» WORK INSTRUCTIONS: Transcribe every line exactly and omit anything that is a picture.

» MATERIAL SUPPLIED:
________

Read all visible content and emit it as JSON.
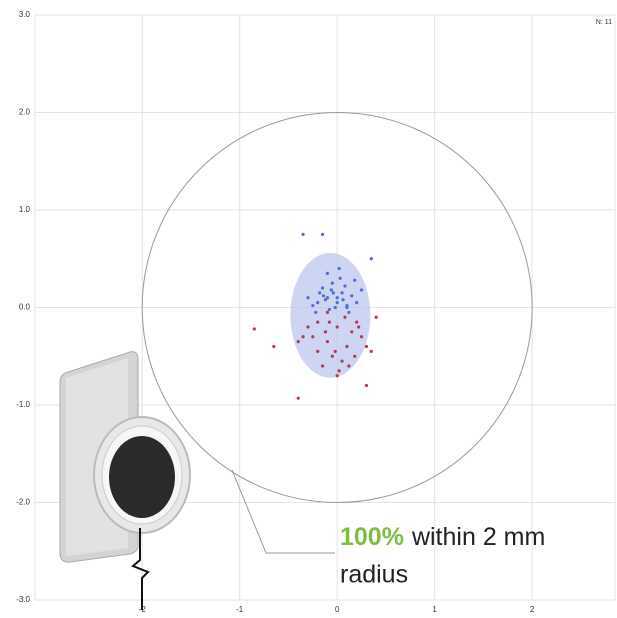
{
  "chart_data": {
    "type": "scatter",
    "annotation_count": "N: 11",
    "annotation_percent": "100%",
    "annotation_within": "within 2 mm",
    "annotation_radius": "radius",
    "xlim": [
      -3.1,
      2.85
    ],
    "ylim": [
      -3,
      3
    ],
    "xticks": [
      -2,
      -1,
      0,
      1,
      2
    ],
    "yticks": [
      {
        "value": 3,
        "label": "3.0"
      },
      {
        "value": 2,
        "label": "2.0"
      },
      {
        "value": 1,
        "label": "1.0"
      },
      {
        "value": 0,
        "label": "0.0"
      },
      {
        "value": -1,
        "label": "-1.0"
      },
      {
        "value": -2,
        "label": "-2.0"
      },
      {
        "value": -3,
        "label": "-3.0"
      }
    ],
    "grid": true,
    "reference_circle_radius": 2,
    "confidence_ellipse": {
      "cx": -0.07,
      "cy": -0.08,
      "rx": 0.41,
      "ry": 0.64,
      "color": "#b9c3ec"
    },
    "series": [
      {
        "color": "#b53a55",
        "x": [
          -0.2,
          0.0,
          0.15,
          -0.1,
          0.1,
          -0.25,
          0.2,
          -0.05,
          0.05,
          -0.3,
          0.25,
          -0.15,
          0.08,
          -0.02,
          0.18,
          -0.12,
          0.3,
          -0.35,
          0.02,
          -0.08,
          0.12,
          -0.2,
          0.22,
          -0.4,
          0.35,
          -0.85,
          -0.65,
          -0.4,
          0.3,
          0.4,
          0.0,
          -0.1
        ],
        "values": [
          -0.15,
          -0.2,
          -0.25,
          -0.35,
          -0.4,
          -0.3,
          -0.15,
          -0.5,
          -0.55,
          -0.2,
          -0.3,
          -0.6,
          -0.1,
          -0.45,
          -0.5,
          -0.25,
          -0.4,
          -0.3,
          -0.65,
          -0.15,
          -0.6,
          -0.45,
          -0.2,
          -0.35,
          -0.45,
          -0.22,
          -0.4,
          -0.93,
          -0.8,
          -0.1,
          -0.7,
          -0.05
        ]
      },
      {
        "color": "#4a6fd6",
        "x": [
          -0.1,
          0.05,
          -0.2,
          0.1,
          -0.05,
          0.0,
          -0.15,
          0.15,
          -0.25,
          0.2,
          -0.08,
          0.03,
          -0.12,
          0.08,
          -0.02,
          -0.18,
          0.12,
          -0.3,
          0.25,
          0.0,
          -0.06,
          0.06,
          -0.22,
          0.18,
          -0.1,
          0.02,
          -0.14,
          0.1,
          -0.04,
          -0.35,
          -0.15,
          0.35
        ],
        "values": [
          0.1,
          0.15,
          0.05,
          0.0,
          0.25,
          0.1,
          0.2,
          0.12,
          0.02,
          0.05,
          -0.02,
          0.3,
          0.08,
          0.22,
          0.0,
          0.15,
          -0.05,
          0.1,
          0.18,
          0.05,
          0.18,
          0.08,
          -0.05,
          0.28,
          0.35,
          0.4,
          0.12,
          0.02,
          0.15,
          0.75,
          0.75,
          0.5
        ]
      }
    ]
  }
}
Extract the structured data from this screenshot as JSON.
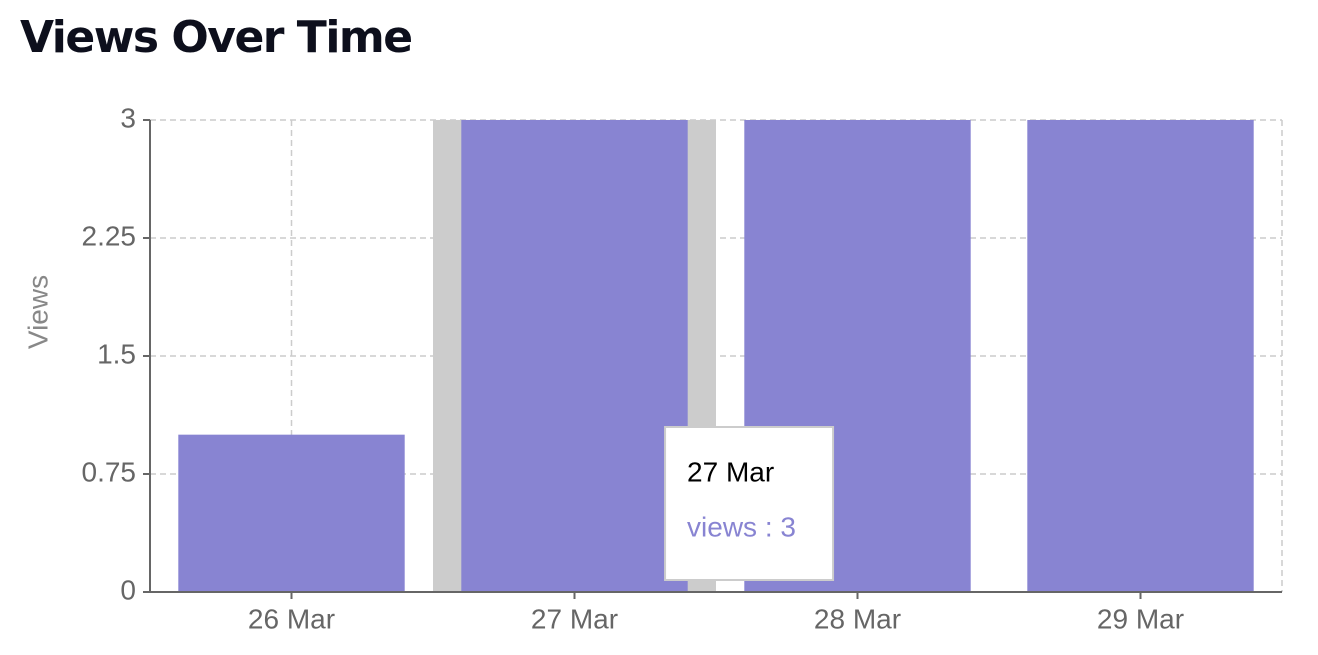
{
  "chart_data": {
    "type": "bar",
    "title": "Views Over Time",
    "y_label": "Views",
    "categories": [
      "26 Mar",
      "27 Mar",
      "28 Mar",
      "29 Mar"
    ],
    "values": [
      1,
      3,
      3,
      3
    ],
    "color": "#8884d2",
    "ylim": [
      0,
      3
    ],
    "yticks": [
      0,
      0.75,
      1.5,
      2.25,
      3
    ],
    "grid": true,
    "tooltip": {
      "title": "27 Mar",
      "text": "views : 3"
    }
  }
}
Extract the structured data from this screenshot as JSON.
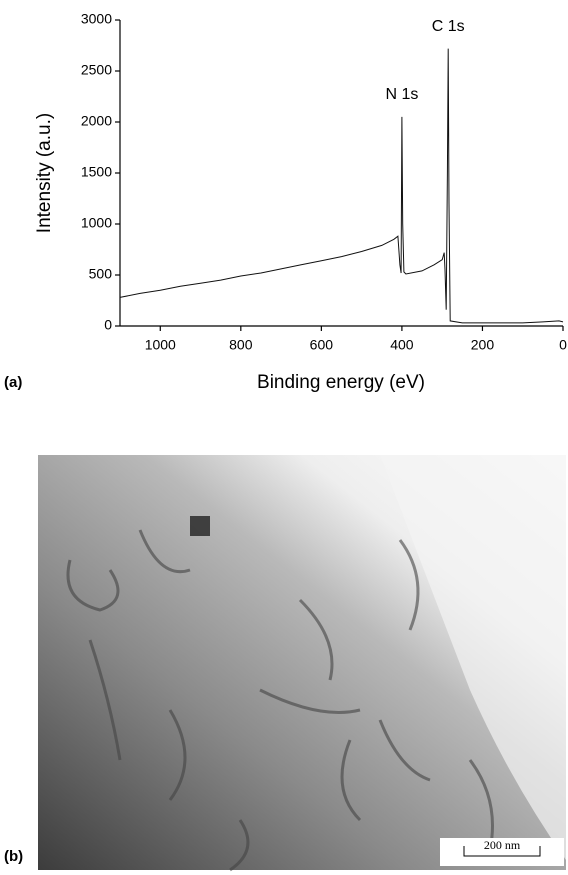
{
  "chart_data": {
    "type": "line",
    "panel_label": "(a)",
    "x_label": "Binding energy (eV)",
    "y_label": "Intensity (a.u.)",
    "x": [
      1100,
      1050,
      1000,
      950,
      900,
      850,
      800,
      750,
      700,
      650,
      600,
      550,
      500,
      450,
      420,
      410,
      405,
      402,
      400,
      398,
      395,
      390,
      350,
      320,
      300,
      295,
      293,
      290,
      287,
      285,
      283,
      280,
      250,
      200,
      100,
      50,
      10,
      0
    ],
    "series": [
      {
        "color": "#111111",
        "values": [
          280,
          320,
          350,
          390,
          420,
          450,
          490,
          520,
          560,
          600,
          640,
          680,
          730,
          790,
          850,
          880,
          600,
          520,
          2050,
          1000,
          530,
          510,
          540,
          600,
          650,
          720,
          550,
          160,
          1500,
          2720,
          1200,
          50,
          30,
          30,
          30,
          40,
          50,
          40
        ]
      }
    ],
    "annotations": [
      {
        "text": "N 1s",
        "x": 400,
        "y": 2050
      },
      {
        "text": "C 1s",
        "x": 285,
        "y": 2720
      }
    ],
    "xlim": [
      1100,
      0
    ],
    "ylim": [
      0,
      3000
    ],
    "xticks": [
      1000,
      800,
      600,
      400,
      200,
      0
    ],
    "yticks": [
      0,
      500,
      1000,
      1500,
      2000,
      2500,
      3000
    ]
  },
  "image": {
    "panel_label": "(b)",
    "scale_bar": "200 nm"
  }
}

________

» RESPONSE:
Read all visible content and emit it as JSON.
{
  "chart_data": {
    "type": "scatter",
    "annotation_count": "N: 11",
    "annotation_percent": "100%",
    "annotation_within": "within 2 mm",
    "annotation_radius": "radius",
    "xlim": [
      -3.1,
      2.85
    ],
    "ylim": [
      -3,
      3
    ],
    "xticks": [
      -2,
      -1,
      0,
      1,
      2
    ],
    "yticks": [
      {
        "value": 3,
        "label": "3.0"
      },
      {
        "value": 2,
        "label": "2.0"
      },
      {
        "value": 1,
        "label": "1.0"
      },
      {
        "value": 0,
        "label": "0.0"
      },
      {
        "value": -1,
        "label": "-1.0"
      },
      {
        "value": -2,
        "label": "-2.0"
      },
      {
        "value": -3,
        "label": "-3.0"
      }
    ],
    "grid": true,
    "reference_circle_radius": 2,
    "confidence_ellipse": {
      "cx": -0.07,
      "cy": -0.08,
      "rx": 0.41,
      "ry": 0.64,
      "color": "#b9c3ec"
    },
    "series": [
      {
        "color": "#b53a55",
        "x": [
          -0.2,
          0.0,
          0.15,
          -0.1,
          0.1,
          -0.25,
          0.2,
          -0.05,
          0.05,
          -0.3,
          0.25,
          -0.15,
          0.08,
          -0.02,
          0.18,
          -0.12,
          0.3,
          -0.35,
          0.02,
          -0.08,
          0.12,
          -0.2,
          0.22,
          -0.4,
          0.35,
          -0.85,
          -0.65,
          -0.4,
          0.3,
          0.4,
          0.0,
          -0.1
        ],
        "values": [
          -0.15,
          -0.2,
          -0.25,
          -0.35,
          -0.4,
          -0.3,
          -0.15,
          -0.5,
          -0.55,
          -0.2,
          -0.3,
          -0.6,
          -0.1,
          -0.45,
          -0.5,
          -0.25,
          -0.4,
          -0.3,
          -0.65,
          -0.15,
          -0.6,
          -0.45,
          -0.2,
          -0.35,
          -0.45,
          -0.22,
          -0.4,
          -0.93,
          -0.8,
          -0.1,
          -0.7,
          -0.05
        ]
      },
      {
        "color": "#4a6fd6",
        "x": [
          -0.1,
          0.05,
          -0.2,
          0.1,
          -0.05,
          0.0,
          -0.15,
          0.15,
          -0.25,
          0.2,
          -0.08,
          0.03,
          -0.12,
          0.08,
          -0.02,
          -0.18,
          0.12,
          -0.3,
          0.25,
          0.0,
          -0.06,
          0.06,
          -0.22,
          0.18,
          -0.1,
          0.02,
          -0.14,
          0.1,
          -0.04,
          -0.35,
          -0.15,
          0.35
        ],
        "values": [
          0.1,
          0.15,
          0.05,
          0.0,
          0.25,
          0.1,
          0.2,
          0.12,
          0.02,
          0.05,
          -0.02,
          0.3,
          0.08,
          0.22,
          0.0,
          0.15,
          -0.05,
          0.1,
          0.18,
          0.05,
          0.18,
          0.08,
          -0.05,
          0.28,
          0.35,
          0.4,
          0.12,
          0.02,
          0.15,
          0.75,
          0.75,
          0.5
        ]
      }
    ]
  }
}
Extract the structured data from this screenshot as JSON.
{
  "chart_data": {
    "type": "bar",
    "title": "Views Over Time",
    "y_label": "Views",
    "categories": [
      "26 Mar",
      "27 Mar",
      "28 Mar",
      "29 Mar"
    ],
    "values": [
      1,
      3,
      3,
      3
    ],
    "color": "#8884d2",
    "ylim": [
      0,
      3
    ],
    "yticks": [
      0,
      0.75,
      1.5,
      2.25,
      3
    ],
    "grid": true,
    "tooltip": {
      "title": "27 Mar",
      "text": "views : 3"
    }
  }
}
Extract the structured data from this screenshot as JSON.
{
  "chart_data": {
    "type": "line",
    "panel_label": "(a)",
    "x_label": "Binding energy (eV)",
    "y_label": "Intensity (a.u.)",
    "x": [
      1100,
      1050,
      1000,
      950,
      900,
      850,
      800,
      750,
      700,
      650,
      600,
      550,
      500,
      450,
      420,
      410,
      405,
      402,
      400,
      398,
      395,
      390,
      350,
      320,
      300,
      295,
      293,
      290,
      287,
      285,
      283,
      280,
      250,
      200,
      100,
      50,
      10,
      0
    ],
    "series": [
      {
        "color": "#111111",
        "values": [
          280,
          320,
          350,
          390,
          420,
          450,
          490,
          520,
          560,
          600,
          640,
          680,
          730,
          790,
          850,
          880,
          600,
          520,
          2050,
          1000,
          530,
          510,
          540,
          600,
          650,
          720,
          550,
          160,
          1500,
          2720,
          1200,
          50,
          30,
          30,
          30,
          40,
          50,
          40
        ]
      }
    ],
    "annotations": [
      {
        "text": "N 1s",
        "x": 400,
        "y": 2050
      },
      {
        "text": "C 1s",
        "x": 285,
        "y": 2720
      }
    ],
    "xlim": [
      1100,
      0
    ],
    "ylim": [
      0,
      3000
    ],
    "xticks": [
      1000,
      800,
      600,
      400,
      200,
      0
    ],
    "yticks": [
      0,
      500,
      1000,
      1500,
      2000,
      2500,
      3000
    ]
  },
  "image": {
    "panel_label": "(b)",
    "scale_bar": "200 nm"
  }
}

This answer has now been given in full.